Element and region data:
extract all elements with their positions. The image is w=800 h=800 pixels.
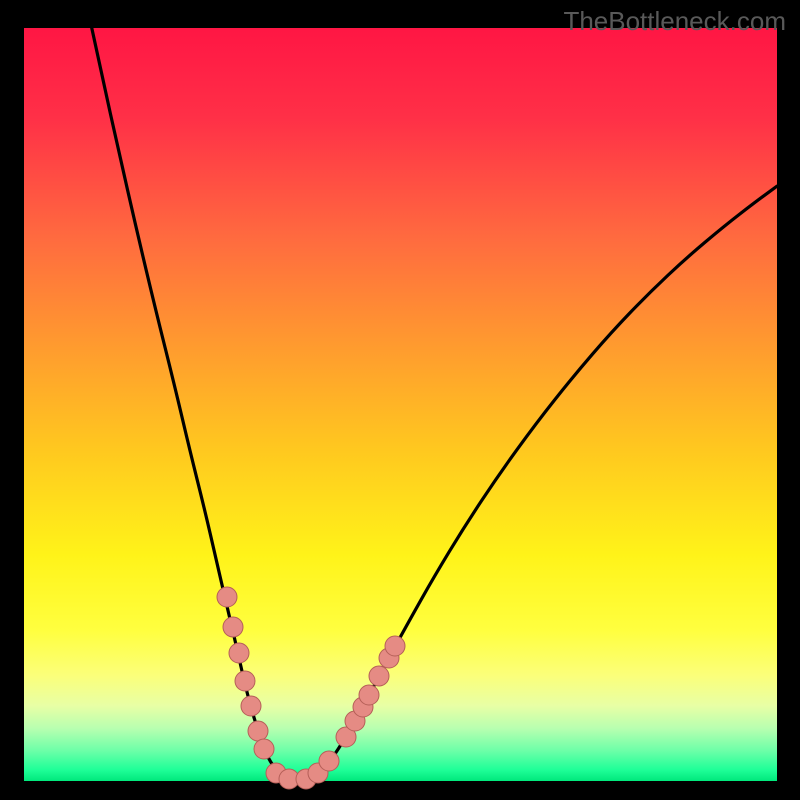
data-marker xyxy=(223,616,244,637)
data-marker xyxy=(248,720,269,741)
data-marker xyxy=(318,750,339,771)
data-marker xyxy=(241,695,262,716)
data-marker xyxy=(234,670,255,691)
markers-layer xyxy=(24,28,777,781)
data-marker xyxy=(369,665,390,686)
data-marker xyxy=(358,685,379,706)
data-marker xyxy=(385,636,406,657)
data-marker xyxy=(216,586,237,607)
data-marker xyxy=(254,739,275,760)
watermark-text: TheBottleneck.com xyxy=(563,6,786,37)
data-marker xyxy=(229,642,250,663)
plot-area xyxy=(24,28,777,781)
chart-canvas: TheBottleneck.com xyxy=(0,0,800,800)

Directions: Copy out every line of the records word for word, leaving out the pictures.

Full solution:
extract all elements with their positions. The image is w=800 h=800 pixels.
data-marker xyxy=(223,616,244,637)
data-marker xyxy=(248,720,269,741)
data-marker xyxy=(318,750,339,771)
data-marker xyxy=(241,695,262,716)
data-marker xyxy=(234,670,255,691)
markers-layer xyxy=(24,28,777,781)
data-marker xyxy=(369,665,390,686)
data-marker xyxy=(358,685,379,706)
data-marker xyxy=(385,636,406,657)
data-marker xyxy=(216,586,237,607)
data-marker xyxy=(254,739,275,760)
watermark-text: TheBottleneck.com xyxy=(563,6,786,37)
data-marker xyxy=(229,642,250,663)
plot-area xyxy=(24,28,777,781)
chart-canvas: TheBottleneck.com xyxy=(0,0,800,800)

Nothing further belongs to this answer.